» Detalles de la tarea
Reproduce sin cambios el fragmento del texto sobre la manipulación que comienza en las palabras "La manipulación no siempre se" y termina tras "un problema mayor.".

» Texto fuente

····················

Lena Sisco, exinterrogadora en Guantánamo, sobre los narcisistas: "Suelen ser discretos, o incluso encantadores, y ese es uno de sus aspectos más insidiosos"
La manipulación no siempre se reconoce a simple vista, y precisamente por eso conviene aprender a identificarla antes de que se convierta en un problema mayor.

La manipulación no siempre llega envuelta en amenazas o comportamientos evidentes. A menudo se presenta con una sonrisa, una aparente seguridad o incluso con gestos de cercanía. Esa es, precisamente, una de las advertencias centrales de Lena Sisco, experta en comunicación no verbal y antigua interrogadora en Guantánamo, que ha dedicado dos décadas a estudiar los mecanismos de la llamada “psicología oscura”.

····················

» Material de estudio
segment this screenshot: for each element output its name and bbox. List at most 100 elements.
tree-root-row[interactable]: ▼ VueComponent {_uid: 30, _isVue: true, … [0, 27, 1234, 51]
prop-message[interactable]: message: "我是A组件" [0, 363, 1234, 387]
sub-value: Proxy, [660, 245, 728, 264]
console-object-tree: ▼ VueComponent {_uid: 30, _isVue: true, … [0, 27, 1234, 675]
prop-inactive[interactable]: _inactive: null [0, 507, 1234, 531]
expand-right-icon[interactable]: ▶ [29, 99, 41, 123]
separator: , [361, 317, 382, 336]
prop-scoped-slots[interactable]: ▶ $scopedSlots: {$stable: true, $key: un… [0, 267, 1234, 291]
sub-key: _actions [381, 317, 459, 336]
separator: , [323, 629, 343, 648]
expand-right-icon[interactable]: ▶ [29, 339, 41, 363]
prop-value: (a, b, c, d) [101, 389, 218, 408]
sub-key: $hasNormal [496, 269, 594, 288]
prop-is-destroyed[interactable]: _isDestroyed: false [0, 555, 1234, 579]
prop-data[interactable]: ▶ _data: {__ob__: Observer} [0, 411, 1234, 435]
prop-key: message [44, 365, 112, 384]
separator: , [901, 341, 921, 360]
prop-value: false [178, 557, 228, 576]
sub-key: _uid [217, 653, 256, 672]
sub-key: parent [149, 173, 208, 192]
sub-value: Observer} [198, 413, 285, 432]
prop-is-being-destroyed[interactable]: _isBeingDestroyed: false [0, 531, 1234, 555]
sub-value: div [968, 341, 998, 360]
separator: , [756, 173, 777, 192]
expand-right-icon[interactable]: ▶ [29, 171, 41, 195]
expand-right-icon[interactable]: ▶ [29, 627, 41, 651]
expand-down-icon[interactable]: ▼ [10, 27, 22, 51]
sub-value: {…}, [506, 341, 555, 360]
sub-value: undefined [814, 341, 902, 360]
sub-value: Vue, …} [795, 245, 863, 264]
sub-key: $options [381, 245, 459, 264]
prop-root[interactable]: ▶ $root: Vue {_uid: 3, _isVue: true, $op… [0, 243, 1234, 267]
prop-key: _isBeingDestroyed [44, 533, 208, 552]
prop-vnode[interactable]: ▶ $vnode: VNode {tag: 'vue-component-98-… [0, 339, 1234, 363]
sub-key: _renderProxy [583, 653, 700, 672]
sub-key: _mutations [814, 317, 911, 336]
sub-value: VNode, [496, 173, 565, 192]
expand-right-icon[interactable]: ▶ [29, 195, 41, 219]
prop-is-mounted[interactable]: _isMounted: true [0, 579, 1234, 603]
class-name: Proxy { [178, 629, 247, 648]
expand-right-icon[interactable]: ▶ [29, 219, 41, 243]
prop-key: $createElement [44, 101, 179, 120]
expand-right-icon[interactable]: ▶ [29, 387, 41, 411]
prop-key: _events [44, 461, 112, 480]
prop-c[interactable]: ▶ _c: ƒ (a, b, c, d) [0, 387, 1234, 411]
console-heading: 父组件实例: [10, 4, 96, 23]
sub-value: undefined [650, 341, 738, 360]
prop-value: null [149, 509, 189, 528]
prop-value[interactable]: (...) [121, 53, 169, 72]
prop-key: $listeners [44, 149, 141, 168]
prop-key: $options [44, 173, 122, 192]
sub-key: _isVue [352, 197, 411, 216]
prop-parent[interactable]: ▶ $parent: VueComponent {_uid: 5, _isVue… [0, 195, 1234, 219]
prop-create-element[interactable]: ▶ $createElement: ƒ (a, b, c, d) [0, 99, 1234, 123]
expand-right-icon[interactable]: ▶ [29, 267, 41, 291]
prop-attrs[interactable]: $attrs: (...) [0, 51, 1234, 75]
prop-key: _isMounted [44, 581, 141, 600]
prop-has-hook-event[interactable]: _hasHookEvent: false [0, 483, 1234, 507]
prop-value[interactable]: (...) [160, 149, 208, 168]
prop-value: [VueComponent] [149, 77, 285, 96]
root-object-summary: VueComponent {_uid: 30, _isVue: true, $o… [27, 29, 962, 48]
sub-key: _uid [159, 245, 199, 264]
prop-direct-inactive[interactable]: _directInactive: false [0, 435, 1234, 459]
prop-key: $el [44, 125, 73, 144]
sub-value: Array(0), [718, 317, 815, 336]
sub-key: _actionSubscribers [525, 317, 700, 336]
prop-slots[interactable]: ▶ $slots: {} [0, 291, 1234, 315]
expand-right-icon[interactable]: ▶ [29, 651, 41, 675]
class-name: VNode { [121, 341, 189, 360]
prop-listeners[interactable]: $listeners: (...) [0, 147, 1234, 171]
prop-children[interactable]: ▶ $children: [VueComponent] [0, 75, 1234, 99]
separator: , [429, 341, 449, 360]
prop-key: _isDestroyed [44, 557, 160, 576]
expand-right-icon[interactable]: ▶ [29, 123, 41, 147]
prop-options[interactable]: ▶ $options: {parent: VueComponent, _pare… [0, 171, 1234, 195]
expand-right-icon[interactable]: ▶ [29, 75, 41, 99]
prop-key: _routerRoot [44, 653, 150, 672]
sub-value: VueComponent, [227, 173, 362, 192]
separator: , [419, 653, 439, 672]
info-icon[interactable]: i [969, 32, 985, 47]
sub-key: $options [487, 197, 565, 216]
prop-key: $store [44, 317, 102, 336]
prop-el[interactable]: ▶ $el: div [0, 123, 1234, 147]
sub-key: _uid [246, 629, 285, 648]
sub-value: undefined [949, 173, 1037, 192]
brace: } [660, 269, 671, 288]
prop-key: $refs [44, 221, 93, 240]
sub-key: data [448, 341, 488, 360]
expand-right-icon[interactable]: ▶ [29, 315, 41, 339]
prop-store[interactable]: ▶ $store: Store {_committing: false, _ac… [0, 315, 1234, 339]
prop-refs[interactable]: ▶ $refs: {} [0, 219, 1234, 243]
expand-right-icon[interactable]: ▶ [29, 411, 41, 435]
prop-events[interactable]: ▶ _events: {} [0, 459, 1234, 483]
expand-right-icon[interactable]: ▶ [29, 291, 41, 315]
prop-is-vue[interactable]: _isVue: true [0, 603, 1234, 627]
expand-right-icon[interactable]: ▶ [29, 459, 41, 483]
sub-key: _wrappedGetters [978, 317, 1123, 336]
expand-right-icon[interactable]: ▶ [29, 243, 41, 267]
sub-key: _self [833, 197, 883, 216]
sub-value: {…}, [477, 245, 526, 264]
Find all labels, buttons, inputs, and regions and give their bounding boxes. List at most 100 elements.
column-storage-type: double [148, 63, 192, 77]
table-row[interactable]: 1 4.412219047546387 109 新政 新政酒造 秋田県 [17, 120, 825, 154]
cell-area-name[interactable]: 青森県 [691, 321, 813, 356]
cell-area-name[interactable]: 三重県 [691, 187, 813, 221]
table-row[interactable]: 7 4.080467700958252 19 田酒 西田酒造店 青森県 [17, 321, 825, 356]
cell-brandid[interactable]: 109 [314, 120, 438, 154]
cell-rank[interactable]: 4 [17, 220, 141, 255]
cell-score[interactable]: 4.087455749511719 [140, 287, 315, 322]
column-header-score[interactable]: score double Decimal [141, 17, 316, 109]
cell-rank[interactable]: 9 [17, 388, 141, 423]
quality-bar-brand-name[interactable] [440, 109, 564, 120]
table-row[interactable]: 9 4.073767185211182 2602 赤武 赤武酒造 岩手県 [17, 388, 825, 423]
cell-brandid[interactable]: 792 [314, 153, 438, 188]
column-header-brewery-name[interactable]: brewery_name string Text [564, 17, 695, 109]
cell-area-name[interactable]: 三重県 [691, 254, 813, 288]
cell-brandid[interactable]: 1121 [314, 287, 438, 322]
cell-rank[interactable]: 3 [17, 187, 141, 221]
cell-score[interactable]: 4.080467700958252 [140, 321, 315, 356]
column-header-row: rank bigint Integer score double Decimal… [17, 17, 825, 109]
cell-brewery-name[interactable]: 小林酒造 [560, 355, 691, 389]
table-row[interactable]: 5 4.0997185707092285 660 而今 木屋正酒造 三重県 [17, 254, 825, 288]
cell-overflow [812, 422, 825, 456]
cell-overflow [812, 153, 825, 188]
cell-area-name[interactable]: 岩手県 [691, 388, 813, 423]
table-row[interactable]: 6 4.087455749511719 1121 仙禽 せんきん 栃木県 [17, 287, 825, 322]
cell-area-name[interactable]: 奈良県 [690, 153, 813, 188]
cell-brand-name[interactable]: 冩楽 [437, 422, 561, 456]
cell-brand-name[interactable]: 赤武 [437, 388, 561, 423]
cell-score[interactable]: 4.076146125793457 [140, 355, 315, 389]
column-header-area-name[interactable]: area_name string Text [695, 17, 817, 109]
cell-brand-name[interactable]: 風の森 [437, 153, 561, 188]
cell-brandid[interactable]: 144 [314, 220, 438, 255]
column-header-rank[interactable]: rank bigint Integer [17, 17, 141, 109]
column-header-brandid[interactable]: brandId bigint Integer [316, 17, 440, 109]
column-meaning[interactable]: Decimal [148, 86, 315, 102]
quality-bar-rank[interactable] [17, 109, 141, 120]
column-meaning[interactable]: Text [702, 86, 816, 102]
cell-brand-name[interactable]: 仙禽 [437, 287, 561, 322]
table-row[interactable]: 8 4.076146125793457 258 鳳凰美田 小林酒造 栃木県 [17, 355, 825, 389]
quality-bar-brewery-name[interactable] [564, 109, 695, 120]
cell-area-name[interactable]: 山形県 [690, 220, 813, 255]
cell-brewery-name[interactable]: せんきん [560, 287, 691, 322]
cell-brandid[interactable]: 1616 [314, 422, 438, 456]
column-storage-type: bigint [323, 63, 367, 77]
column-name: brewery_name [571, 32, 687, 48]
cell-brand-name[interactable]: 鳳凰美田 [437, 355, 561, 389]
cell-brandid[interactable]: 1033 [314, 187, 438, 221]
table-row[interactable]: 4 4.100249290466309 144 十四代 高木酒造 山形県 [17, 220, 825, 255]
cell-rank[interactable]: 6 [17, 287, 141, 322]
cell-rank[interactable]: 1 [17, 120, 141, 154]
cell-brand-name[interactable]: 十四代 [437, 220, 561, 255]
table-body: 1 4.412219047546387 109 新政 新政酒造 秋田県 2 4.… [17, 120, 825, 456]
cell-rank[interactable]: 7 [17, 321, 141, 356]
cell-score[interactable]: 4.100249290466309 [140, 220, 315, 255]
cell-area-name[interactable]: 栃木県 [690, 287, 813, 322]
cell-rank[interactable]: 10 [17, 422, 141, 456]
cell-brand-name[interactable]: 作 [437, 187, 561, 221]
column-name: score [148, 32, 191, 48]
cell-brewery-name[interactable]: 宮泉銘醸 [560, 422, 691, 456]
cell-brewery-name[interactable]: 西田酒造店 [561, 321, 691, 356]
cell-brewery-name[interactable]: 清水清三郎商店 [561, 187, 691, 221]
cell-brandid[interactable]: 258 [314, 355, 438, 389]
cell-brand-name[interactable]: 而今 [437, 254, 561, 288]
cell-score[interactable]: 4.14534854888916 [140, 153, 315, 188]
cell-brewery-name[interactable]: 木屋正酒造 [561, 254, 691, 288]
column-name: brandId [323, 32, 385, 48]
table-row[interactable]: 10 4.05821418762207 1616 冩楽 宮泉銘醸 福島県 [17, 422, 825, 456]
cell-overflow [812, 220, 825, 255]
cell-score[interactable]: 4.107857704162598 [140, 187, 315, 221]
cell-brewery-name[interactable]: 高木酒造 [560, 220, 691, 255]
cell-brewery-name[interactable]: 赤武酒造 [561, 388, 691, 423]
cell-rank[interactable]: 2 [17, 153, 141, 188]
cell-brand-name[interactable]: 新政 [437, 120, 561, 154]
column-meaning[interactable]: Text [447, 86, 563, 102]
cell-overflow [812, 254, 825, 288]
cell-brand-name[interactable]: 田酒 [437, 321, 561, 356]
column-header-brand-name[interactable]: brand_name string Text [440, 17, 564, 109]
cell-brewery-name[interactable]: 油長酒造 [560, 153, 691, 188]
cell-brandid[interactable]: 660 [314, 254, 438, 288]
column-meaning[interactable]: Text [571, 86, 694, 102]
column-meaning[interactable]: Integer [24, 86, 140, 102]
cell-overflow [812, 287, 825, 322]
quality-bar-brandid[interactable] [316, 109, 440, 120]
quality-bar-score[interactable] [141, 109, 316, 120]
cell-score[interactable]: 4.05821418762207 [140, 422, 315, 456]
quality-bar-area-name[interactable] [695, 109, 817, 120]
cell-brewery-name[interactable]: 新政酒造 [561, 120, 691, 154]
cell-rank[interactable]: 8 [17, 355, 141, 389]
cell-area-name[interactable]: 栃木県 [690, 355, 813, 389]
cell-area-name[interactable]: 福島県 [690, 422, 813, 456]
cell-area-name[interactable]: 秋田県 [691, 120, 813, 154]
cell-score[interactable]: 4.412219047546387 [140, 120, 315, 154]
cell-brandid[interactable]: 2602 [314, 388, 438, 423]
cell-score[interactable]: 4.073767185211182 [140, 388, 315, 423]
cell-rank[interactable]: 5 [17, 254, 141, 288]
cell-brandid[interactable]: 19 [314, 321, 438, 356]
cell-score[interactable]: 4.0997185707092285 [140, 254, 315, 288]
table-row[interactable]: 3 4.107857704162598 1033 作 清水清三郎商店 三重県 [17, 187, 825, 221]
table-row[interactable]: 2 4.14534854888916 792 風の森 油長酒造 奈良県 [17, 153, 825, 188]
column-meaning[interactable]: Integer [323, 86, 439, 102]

····················

» Respuesta del ejercicio
La manipulación no siempre se reconoce a simple vista, y precisamente por eso conviene aprender a identificarla antes de que se convierta en un problema mayor.